Figure data in JSON:
════

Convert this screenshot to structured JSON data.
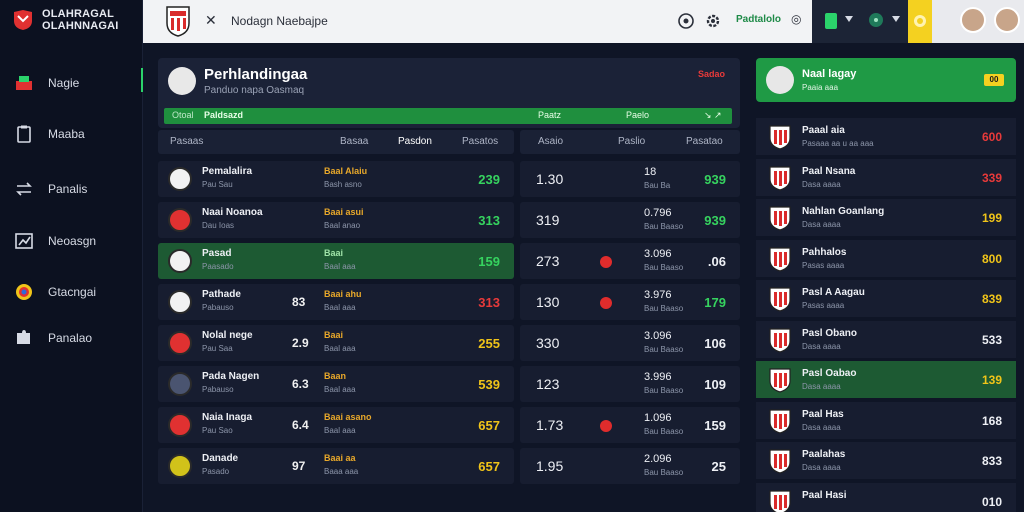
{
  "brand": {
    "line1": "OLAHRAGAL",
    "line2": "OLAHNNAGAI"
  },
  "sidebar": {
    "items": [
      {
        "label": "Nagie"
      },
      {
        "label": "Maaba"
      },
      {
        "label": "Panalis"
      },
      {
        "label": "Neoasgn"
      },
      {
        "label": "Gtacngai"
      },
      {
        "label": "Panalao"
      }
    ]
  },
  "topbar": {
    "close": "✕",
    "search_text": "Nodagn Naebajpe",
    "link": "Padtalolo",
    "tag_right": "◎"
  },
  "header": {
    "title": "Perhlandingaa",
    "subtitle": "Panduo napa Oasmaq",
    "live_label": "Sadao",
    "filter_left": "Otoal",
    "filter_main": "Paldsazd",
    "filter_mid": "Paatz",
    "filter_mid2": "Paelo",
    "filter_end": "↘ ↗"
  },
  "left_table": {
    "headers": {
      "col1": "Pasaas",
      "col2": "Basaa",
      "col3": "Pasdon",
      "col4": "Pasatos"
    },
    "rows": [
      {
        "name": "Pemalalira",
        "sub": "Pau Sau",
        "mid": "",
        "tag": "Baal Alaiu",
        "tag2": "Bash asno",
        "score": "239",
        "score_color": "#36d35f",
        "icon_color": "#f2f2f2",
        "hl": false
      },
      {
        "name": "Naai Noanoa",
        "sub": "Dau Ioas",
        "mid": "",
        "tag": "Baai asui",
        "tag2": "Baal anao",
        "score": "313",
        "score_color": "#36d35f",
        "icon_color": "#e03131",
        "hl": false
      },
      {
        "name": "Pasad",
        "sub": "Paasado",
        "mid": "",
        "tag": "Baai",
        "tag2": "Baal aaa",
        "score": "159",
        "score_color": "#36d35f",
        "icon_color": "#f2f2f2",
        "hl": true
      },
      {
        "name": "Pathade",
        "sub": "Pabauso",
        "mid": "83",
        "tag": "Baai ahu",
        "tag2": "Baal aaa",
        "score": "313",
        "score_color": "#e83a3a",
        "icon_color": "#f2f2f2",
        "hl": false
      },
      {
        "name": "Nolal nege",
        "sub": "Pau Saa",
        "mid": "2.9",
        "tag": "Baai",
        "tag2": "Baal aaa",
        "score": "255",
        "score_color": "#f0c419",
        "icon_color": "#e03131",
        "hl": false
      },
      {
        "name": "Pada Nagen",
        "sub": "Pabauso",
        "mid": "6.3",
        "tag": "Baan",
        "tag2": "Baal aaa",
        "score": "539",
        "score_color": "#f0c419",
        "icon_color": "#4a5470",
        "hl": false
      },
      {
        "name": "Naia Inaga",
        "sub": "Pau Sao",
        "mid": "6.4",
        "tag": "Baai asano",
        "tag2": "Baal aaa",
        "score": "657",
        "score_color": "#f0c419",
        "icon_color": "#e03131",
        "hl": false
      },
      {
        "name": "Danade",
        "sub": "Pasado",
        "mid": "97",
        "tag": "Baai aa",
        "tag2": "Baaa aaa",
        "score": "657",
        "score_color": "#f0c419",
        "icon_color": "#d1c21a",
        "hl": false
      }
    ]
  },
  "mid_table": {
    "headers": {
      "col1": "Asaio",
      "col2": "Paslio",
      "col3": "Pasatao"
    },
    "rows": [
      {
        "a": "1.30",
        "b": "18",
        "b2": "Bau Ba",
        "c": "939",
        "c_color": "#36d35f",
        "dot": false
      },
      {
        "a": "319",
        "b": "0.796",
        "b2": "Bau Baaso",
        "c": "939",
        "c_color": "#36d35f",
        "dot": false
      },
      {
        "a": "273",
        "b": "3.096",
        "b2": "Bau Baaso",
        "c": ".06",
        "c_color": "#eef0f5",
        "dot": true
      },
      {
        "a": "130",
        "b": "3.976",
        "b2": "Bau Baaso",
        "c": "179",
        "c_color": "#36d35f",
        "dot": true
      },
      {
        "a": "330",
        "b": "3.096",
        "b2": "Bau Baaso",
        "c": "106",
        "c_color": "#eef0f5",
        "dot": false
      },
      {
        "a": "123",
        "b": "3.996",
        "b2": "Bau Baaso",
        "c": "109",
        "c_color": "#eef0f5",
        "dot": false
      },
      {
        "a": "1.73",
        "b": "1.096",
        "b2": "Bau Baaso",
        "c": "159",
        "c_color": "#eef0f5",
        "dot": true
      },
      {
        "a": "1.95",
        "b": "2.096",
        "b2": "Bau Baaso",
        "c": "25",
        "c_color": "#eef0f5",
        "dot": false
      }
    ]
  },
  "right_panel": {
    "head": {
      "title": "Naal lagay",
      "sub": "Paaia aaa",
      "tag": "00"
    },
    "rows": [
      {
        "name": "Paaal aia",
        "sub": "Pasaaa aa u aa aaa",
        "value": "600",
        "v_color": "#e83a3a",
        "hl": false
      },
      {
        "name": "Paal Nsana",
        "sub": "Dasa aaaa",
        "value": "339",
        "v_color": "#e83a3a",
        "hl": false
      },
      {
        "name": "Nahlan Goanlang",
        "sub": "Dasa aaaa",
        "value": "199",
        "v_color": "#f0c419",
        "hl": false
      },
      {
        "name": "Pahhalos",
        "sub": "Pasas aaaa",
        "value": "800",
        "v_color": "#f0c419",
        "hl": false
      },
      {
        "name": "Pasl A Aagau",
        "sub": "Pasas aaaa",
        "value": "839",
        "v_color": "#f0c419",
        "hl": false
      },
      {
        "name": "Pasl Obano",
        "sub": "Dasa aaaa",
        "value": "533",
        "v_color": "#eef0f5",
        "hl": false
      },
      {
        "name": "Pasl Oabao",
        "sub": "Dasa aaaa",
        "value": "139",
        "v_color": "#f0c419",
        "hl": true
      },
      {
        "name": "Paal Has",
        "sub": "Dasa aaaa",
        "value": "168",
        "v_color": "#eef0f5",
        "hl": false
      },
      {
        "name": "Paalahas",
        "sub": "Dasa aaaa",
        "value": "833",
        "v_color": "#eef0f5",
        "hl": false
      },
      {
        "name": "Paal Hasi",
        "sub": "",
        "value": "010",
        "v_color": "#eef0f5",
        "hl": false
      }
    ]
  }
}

════

EXERCISE REQUIREMENTS:
Scan the records above for the string "Baai", then report every line that contains it.

COMPLETE OUTPUT:
        "tag": "Baai asui",
        "tag": "Baai",
        "tag": "Baai ahu",
        "tag": "Baai",
        "tag": "Baai asano",
        "tag": "Baai aa",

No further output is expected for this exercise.